• _Übungsaufgaben_:
(a) Entnimm dem Text über Oksana Schatschko wörtlich die Stelle, die mit „Der in Paris“ anfängt und bis einschließlich „Ikonen eröffnet werden.“ reicht.
(b) Beantworte kurz diese Fragen zum Text über Oksana Schatschko:
(i) In welcher Stadt wurde Oksana Schatschko geboren?
(ii) Wohin wurden die ukrainischen Schauplätze für die Dreharbeiten verlegt?
(iii) Was soll im Film am 23. Juli 2018 eröffnet werden?
(c) Schreib den Text über Oksana Schatschko nach seinem letzten Satz weiter.

• _Vorgegebener Text_:
Femen gegen Putin und Islamismus | Charlène Favier porträtiert die Femen-Mitbegründerin Oksana Schatschko | Jungle World
Charlène Favier porträtiert die Femen-Mitbegründerin Oksana Schatschko
Verlorene Ikone

Oxana (Albina Korzh): »Ich werde die Welt verändern«
Feministische Aktivistin, Sextremistin, Freiheitskämpferin à la Jeanne d’Arc – Oksana Schatschko haften viele Etiketten an. Die französische Filmemacherin Charlène Favier schildert in ihrem Biopic »Oxana«, in der deutschen Fassung noch mit dem erklärenden Untertitel »Mein Leben für die Freiheit« versehen, das kurze, stürmische Leben der 1987 in der Provinzstadt Chmelnyzkyj in der Ukraine geborenen Mitbegründerin der Frauenrechtsbewegung Femen, die am 23. Juli 2018 in Montrouge bei Paris verstarb. Ihr Tod wurde als Selbstmord eingestuft.
Im
Vorspann erfährt man, dass der Film frei nach Motiven der Biographie
von Oksana Schatschko erzählt. Im Film heißt die Hauptfigur schlicht
Oxana.
Der in Paris und in Ungarn – wohin die ukrainischen
Schauplätze verlegt wurden – gedrehte Film verdichtet die Rahmenhandlung
auf den 23. Juli 2018. An diesem Tag soll Oxanas Kunstausstellung mit
blasphemisch verfremdeten Ikonen eröffnet werden.

• _Beigefügtes Material_:
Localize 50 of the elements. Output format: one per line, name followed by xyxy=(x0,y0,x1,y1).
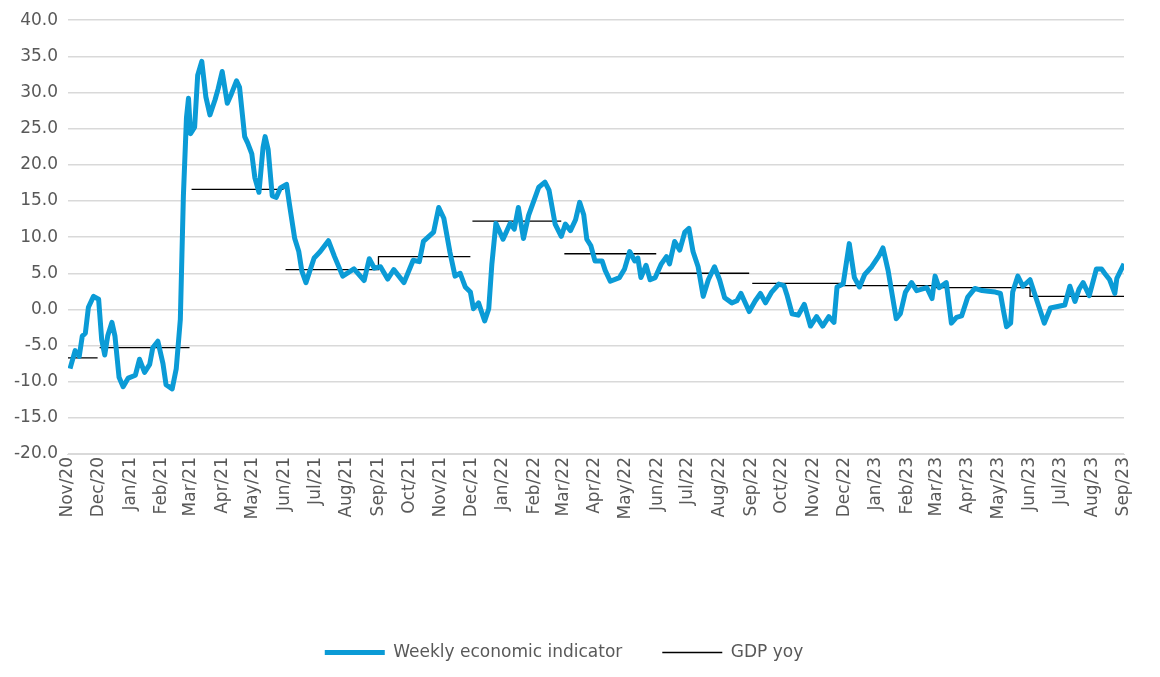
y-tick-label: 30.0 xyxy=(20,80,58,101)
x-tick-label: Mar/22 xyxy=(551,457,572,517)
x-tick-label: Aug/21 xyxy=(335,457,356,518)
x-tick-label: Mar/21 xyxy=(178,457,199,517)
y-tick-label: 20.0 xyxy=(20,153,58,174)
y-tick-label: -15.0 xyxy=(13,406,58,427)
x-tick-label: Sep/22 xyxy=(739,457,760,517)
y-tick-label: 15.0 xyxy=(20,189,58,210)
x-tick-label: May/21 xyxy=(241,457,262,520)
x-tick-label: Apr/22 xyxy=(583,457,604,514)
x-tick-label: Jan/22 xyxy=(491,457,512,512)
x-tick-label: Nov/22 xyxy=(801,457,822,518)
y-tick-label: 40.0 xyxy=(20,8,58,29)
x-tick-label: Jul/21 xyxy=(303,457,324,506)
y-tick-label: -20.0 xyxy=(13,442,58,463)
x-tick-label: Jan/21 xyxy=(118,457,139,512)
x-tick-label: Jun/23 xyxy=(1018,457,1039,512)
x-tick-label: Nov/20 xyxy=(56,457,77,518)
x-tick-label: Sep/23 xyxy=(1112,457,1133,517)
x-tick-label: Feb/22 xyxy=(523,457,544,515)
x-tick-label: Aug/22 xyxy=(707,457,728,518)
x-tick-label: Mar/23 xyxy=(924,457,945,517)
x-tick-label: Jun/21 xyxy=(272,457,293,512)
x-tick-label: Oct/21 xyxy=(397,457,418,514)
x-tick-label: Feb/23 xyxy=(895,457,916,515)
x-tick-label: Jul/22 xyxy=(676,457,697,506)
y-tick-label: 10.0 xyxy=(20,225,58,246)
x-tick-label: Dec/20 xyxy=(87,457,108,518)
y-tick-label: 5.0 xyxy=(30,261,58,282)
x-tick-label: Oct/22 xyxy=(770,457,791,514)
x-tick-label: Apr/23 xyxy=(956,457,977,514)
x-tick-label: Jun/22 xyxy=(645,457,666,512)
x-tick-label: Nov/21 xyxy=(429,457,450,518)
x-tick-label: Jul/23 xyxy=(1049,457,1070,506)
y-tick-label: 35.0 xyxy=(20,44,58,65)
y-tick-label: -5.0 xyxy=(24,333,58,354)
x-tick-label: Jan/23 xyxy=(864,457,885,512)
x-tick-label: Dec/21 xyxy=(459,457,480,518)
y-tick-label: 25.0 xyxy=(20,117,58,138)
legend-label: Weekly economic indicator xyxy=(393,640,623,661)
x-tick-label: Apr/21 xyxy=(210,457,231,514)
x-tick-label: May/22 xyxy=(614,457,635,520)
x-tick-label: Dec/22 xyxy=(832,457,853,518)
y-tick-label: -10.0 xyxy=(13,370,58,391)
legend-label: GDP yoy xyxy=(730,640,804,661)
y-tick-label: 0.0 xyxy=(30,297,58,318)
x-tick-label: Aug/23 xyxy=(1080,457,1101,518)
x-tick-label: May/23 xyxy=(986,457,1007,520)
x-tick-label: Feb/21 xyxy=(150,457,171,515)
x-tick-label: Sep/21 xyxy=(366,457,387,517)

• _Antworten der Reihe_:
(a)
Der in Paris und in Ungarn – wohin die ukrainischen
Schauplätze verlegt wurden – gedrehte Film verdichtet die Rahmenhandlung
auf den 23. Juli 2018. An diesem Tag soll Oxanas Kunstausstellung mit
blasphemisch verfremdeten Ikonen eröffnet werden.

(b)
(i) In Chmelnyzkyj in der Ukraine.
(ii) Nach Ungarn.
(iii) Oxanas Kunstausstellung mit blasphemisch verfremdeten Ikonen.

(c)
Die junge Künstlerin streunt verloren durch Paris. Sie trifft einen Liebhaber, spricht mit einer Journalistin, die ihr Worte in den Mund legen wird, die sie nie gesagt hat, nur damit die Schlagzeile stimmt. Um ihren Status als Flüchtling bestätigt zu bekommen, muss Oxana sich auf einer Behörde einer erniedrigenden Prozedur stellen. Abends steht sie in der Galerie, die ihre Arbeiten ausstellt, vor einem geöffneten Fenster. Ihr Freitod wird angedeutet.
Der Film erinnert daran, dass es die Femen-Bewegung war, die schon früh gegen den Putinismus aufbegehrt und sich damit immer größerer Gefahr ausgesetzt hatte.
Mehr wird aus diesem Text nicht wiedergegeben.